» Task
Repeat the lines below exactly as they appear, but leave out the images.

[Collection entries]
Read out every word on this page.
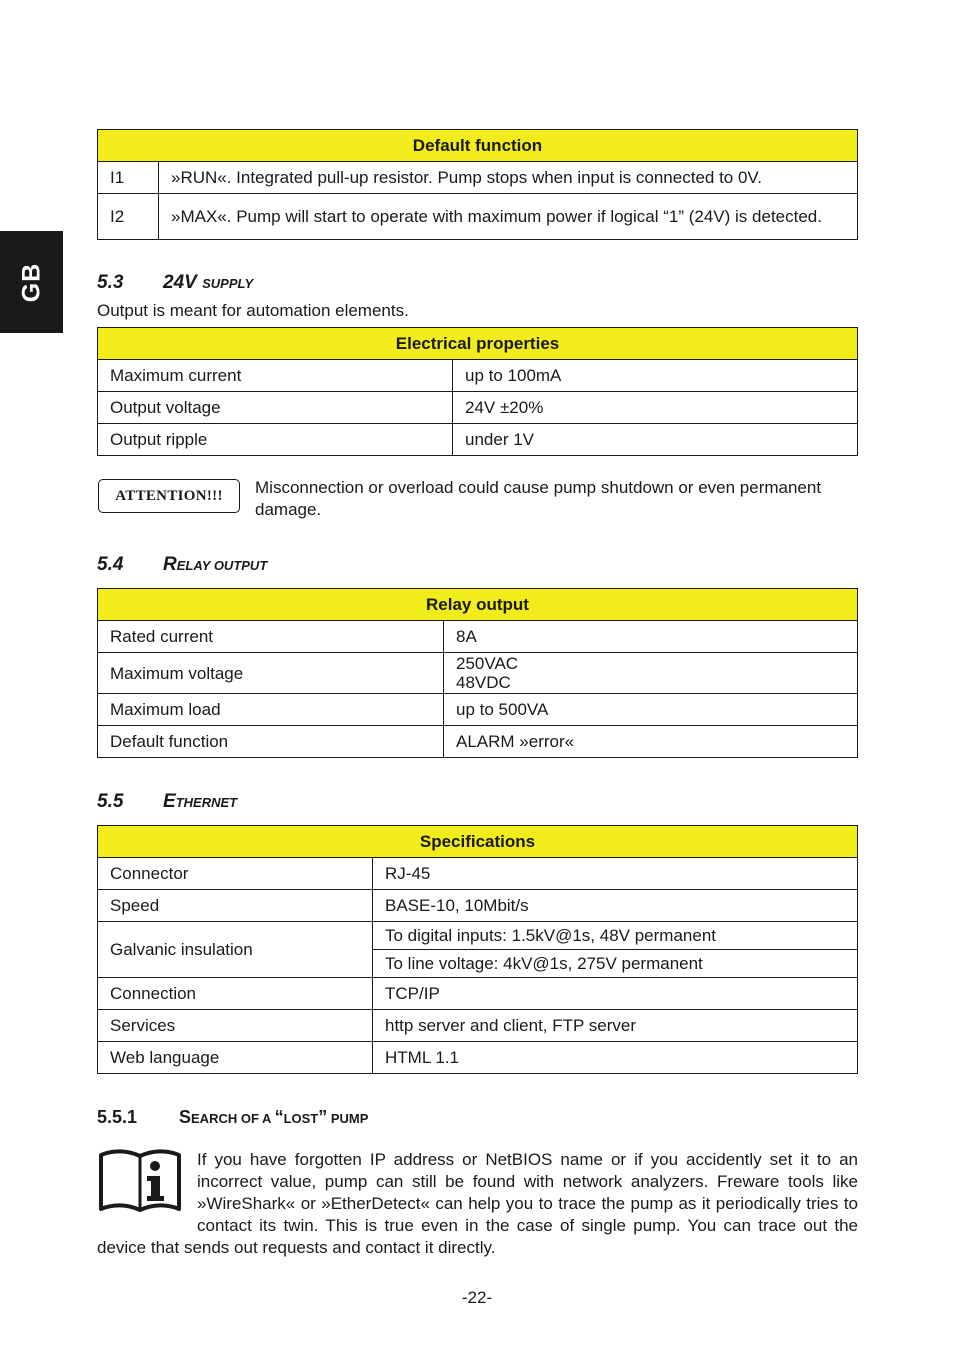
GB
Default function	
I1	»RUN«. Integrated pull-up resistor. Pump stops when input is connected to 0V.
I2	»MAX«. Pump will start to operate with maximum power if logical “1” (24V) is detected.
5.3 24V SUPPLY
Output is meant for automation elements.
Electrical properties	
Maximum current	up to 100mA
Output voltage	24V ±20%
Output ripple	under 1V
ATTENTION!!! Misconnection or overload could cause pump shutdown or even permanent damage.
5.4 RELAY OUTPUT
Relay output	
Rated current	8A
Maximum voltage	250VAC
48VDC

Maximum load	up to 500VA
Default function	ALARM »error«
5.5 ETHERNET
Specifications	
Connector	RJ-45
Speed	BASE-10, 10Mbit/s
Galvanic insulation	To digital inputs: 1.5kV@1s, 48V permanent
	To line voltage: 4kV@1s, 275V permanent
Connection	TCP/IP
Services	http server and client, FTP server
Web language	HTML 1.1
5.5.1 SEARCH OF A “LOST” PUMP
If you have forgotten IP address or NetBIOS name or if you accidently set it to an incorrect value, pump can still be found with network analyzers. Freware tools like »WireShark« or »EtherDetect« can help you to trace the pump as it periodically tries to contact its twin. This is true even in the case of single pump. You can trace out the device that sends out requests and contact it directly.
-22-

» Finished exercise
Read out every word on this page.
GB
Default function	
I1	»RUN«. Integrated pull-up resistor. Pump stops when input is connected to 0V.
I2	»MAX«. Pump will start to operate with maximum power if logical “1” (24V) is detected.
5.3 24V SUPPLY
Output is meant for automation elements.
Electrical properties	
Maximum current	up to 100mA
Output voltage	24V ±20%
Output ripple	under 1V
ATTENTION!!! Misconnection or overload could cause pump shutdown or even permanent damage.
5.4 RELAY OUTPUT
Relay output	
Rated current	8A
Maximum voltage	250VAC
48VDC

Maximum load	up to 500VA
Default function	ALARM »error«
5.5 ETHERNET
Specifications	
Connector	RJ-45
Speed	BASE-10, 10Mbit/s
Galvanic insulation	To digital inputs: 1.5kV@1s, 48V permanent
	To line voltage: 4kV@1s, 275V permanent
Connection	TCP/IP
Services	http server and client, FTP server
Web language	HTML 1.1
5.5.1 SEARCH OF A “LOST” PUMP
If you have forgotten IP address or NetBIOS name or if you accidently set it to an incorrect value, pump can still be found with network analyzers. Freware tools like »WireShark« or »EtherDetect« can help you to trace the pump as it periodically tries to contact its twin. This is true even in the case of single pump. You can trace out the device that sends out requests and contact it directly.
-22-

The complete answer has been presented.